### Selection
On the contrary, moving to the region of larger $x$ and smaller $m_{Z'}$,
i.e. climbing up the curve of fig. \ref{figlhc}, the fermionic $Z'$ couplings
decrease and the permitted $\alpha_0$ interval becomes wider, allowing 
for conspicuous diboson branching ratios. For instance, on the points
that correspond to $m_{Z'}= (4,3,2) \tev$ along the LHC contour, we find 
that the dilepton branching ratio can be as small as $(6\cdot 10^{-2},
1\cdot 10^{-3},1\cdot 10^{-4})$, respectively, clearly reducing the
discovery potential of the LHC in the combined ($e^+ e^-, \mu^+ \mu^-)$ 
channel. On the other hand, for the same $m_{Z'}$ values, the $WW$ and 
$Zh$ branching ratios are approximately the same (for light $h$) and are 
given by $(.38,.50,.50)$, respectively. This opens the possibility of
compensating the reduced sensitivity to charged leptons with a dedicated 
search in the diboson channels. In particular, the $Zh$ mode, followed by 
the decay of $Z$ into $l^+ l^-$ $(l=e,\mu)$ and by the decay of $h$ into 
$b {\bar b}$ may provide an interesting signature of the model. The study 
of the corresponding discovery reach at the LHC requires however knowledge 
of acceptances and efficiencies of the experimental apparatus as well as a 
study of the relevant backgrounds within appropriate kinematical cuts, 
which goes beyond the scope of this work.

In conclusion, we have analysed an anomaly-free $SU(2)_R$ extension of 
the SM, with no tree-level FCNC. The $SU(2)_R$ gauge bosons and the 
scalars in the $\phi_R,\phi_{LR}$ multiplets have no coupling with 
the ordinary fermions. Tree-level effects are dominated by a new neutral 
gauge boson $Z'$ that mainly couples to the hypercharge. A comparison 
with the available electroweak data severely constrains the mixing 
angles, both in the neutral and in the charged gauge boson sector, 
still allowing for a region of parameter space with relatively
light new gauge vector bosons. Loop effects may instead be dominated 
by Higgs exchange. We have discussed several possibilities to
cancel the 1-loop contribution to the $\rho$ parameter 
quadratic in the scalar masses.

### Challenge A
In the passage about the Z' gauge boson, what does the new neutral gauge boson mainly couple to?
### Challenge B
Retype the passage about the Z' gauge boson starting at "In conclusion, we" and ending at "the scalar masses.".
### Challenge C
Extend the passage about the Z' gauge boson, picking up after its final sentence.
The listing that comes next is from a different source.

### Data section
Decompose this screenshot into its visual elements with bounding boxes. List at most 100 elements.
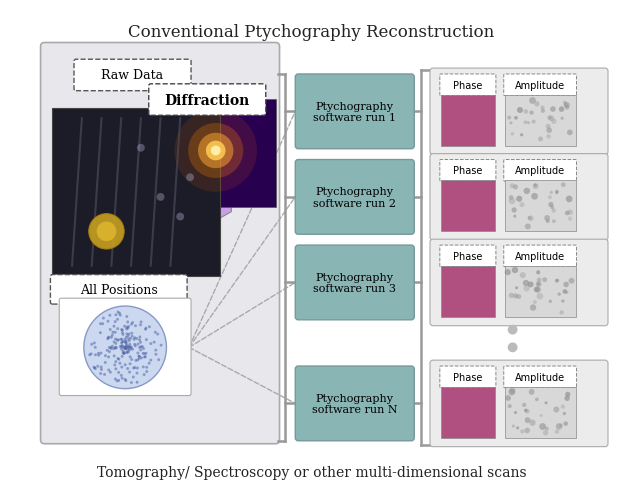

### Final result A
It mainly couples to the hypercharge.

### Final result B
In conclusion, we have analysed an anomaly-free $SU(2)_R$ extension of 
the SM, with no tree-level FCNC. The $SU(2)_R$ gauge bosons and the 
scalars in the $\phi_R,\phi_{LR}$ multiplets have no coupling with 
the ordinary fermions. Tree-level effects are dominated by a new neutral 
gauge boson $Z'$ that mainly couples to the hypercharge. A comparison 
with the available electroweak data severely constrains the mixing 
angles, both in the neutral and in the charged gauge boson sector, 
still allowing for a region of parameter space with relatively
light new gauge vector bosons. Loop effects may instead be dominated 
by Higgs exchange. We have discussed several possibilities to
cancel the 1-loop contribution to the $\rho$ parameter 
quadratic in the scalar masses.

### Final result C
The remaining loop effects are mainly due to charged Higgs exchange
and are constrained by data on FCNC processes
and by $R_b$. This last constraint is the most restrictive one, and
limits the possible values of the charged Higgs masses and of the $g_R$
coupling. Differently from the usual LR extension of the SM, the
$W'$ contribution to FCNC effects is negligible, thanks to the strict 
limits on the $\alpha_\pm$ angle and to the fermiophobic nature of $W'$.
Also the direct search for a $Z'$ in the dilepton channel at the 
Tevatron collider leads to an excluded region in the $(m_{Z'}, g_R)$ 
plane, which however does not prevent the possibility of relatively 
light new vector bosons, if $g_R$ is sufficiently large. Only the LHC 
collider will have sufficient sensitivity to test new $W'$ and $Z'$ in 
the TeV range.  
\vskip 1.cm

\section*{Acknowledgements}
We would like to thank G.~Chiarelli for useful discussions.
One of us (J.M.) acknowledges financial support from Ministerio
de Educaci\'on y Ciencia (Spain).
\vfill
%
\newpage
%
\appendixA{Appendix~A}

We collect here some details of the spectrum and interactions
in the FP model.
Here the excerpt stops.